Stated exercise: Identify all lines in the data containing the string "JSON". Copy them out.

Records supplied:
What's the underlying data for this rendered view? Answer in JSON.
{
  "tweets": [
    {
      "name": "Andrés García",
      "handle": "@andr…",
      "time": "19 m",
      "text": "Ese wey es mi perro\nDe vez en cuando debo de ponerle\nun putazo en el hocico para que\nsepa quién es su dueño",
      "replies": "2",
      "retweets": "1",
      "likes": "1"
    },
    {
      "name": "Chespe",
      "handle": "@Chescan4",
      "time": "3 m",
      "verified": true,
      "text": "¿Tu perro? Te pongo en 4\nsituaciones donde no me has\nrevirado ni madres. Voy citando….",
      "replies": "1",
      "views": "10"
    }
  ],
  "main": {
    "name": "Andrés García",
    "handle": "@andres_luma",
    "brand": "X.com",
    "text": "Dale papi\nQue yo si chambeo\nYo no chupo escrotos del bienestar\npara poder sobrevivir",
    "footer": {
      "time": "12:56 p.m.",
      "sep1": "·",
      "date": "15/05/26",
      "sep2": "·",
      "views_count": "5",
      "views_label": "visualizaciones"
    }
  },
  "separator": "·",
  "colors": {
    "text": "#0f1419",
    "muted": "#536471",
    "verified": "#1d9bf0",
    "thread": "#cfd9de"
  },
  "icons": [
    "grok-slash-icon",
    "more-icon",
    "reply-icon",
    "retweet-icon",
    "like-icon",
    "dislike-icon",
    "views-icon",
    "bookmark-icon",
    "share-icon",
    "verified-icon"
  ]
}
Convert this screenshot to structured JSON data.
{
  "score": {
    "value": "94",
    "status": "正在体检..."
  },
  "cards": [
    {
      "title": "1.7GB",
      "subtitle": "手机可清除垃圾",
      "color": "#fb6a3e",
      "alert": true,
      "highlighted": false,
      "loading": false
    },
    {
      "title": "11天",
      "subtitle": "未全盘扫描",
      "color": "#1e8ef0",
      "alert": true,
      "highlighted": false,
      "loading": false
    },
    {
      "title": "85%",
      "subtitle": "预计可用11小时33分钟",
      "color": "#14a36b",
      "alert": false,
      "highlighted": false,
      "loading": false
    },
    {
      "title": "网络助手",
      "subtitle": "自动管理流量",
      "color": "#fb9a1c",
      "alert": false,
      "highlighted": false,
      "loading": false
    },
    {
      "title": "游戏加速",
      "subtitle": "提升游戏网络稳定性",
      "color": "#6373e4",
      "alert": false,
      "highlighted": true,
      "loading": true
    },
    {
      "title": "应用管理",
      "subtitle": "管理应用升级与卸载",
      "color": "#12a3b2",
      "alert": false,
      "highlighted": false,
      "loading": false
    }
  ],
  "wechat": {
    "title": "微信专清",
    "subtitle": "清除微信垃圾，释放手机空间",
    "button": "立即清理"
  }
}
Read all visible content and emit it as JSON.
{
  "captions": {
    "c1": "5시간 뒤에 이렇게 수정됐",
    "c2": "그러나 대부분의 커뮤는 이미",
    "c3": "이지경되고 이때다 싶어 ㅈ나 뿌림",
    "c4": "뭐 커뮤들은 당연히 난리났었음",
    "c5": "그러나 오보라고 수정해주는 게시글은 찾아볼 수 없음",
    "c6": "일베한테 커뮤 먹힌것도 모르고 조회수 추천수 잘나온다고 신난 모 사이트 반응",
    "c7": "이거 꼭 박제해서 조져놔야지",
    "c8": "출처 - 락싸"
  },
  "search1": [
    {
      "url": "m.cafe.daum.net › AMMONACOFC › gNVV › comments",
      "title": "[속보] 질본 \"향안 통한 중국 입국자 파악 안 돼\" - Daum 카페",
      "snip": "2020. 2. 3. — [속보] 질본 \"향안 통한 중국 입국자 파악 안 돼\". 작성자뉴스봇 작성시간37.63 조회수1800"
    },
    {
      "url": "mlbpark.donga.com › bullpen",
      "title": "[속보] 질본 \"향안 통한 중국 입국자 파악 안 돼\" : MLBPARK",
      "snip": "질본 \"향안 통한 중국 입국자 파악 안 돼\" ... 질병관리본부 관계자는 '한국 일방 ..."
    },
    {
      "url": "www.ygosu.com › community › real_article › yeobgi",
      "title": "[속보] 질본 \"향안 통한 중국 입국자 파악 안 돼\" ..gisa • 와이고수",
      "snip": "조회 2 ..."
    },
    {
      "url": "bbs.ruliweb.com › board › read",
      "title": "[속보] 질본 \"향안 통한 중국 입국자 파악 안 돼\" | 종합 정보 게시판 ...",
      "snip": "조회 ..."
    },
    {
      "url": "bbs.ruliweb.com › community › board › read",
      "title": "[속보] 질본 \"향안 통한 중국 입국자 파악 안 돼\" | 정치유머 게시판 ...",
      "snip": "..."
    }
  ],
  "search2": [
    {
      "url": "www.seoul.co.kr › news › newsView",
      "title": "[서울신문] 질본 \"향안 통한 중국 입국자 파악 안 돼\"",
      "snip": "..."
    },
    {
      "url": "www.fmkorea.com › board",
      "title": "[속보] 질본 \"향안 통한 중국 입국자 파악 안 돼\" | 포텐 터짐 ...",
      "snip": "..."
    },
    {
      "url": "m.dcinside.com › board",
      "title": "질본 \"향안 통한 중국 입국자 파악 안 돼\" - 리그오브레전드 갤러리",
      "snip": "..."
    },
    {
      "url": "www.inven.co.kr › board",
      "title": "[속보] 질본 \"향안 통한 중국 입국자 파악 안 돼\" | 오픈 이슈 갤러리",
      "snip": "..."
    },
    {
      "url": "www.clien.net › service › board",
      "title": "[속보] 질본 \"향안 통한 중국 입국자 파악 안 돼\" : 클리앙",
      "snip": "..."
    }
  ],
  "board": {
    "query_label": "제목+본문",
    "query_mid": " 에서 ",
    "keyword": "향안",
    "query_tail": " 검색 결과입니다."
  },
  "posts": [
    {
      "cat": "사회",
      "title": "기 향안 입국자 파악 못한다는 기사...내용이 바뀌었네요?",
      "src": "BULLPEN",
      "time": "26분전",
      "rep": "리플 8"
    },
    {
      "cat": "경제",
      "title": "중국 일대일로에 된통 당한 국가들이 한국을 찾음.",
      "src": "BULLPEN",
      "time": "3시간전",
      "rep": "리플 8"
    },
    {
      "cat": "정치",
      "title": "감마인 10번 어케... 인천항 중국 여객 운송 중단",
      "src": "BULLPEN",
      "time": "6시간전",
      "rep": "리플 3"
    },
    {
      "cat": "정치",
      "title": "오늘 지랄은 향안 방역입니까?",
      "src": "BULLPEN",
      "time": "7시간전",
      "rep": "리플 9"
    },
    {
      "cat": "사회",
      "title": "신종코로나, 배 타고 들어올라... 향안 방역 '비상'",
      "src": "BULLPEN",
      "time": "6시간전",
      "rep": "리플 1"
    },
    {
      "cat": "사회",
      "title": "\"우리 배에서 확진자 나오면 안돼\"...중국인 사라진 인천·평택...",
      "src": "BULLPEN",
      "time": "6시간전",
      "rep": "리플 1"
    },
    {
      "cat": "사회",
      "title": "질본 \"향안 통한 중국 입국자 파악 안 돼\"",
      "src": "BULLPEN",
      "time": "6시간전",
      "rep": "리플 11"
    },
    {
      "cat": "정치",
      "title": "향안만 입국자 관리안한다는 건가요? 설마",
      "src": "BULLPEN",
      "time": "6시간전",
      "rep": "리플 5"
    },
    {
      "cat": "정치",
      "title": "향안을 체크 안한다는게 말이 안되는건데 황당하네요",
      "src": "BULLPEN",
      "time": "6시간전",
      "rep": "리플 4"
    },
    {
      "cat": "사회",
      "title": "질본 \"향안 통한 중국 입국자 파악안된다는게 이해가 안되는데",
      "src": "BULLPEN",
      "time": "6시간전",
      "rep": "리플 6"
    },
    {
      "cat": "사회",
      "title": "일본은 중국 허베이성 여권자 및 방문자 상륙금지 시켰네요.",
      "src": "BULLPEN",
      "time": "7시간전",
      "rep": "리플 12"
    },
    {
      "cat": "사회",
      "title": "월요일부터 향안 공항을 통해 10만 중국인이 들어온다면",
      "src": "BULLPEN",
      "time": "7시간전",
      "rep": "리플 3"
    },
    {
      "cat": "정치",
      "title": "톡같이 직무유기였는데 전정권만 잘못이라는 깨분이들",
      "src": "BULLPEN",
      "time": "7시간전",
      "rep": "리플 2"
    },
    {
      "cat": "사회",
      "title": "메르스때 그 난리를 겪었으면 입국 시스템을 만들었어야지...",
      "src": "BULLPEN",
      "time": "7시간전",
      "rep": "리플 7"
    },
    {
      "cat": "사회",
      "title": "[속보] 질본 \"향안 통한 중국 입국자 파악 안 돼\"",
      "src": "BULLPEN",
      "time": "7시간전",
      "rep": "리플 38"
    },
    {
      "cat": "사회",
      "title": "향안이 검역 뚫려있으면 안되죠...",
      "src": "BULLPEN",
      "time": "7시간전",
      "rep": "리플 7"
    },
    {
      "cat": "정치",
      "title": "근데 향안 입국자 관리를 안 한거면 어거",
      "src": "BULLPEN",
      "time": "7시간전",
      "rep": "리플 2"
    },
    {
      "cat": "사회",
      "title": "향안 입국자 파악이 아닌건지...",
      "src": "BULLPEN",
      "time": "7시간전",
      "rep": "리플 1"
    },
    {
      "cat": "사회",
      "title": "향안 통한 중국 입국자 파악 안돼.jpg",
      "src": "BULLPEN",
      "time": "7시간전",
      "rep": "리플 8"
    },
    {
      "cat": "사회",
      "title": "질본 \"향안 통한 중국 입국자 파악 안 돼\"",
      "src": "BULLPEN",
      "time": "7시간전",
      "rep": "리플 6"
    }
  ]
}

Written answer:
What's the underlying data for this rendered view? Answer in JSON.
Convert this screenshot to structured JSON data.
Read all visible content and emit it as JSON.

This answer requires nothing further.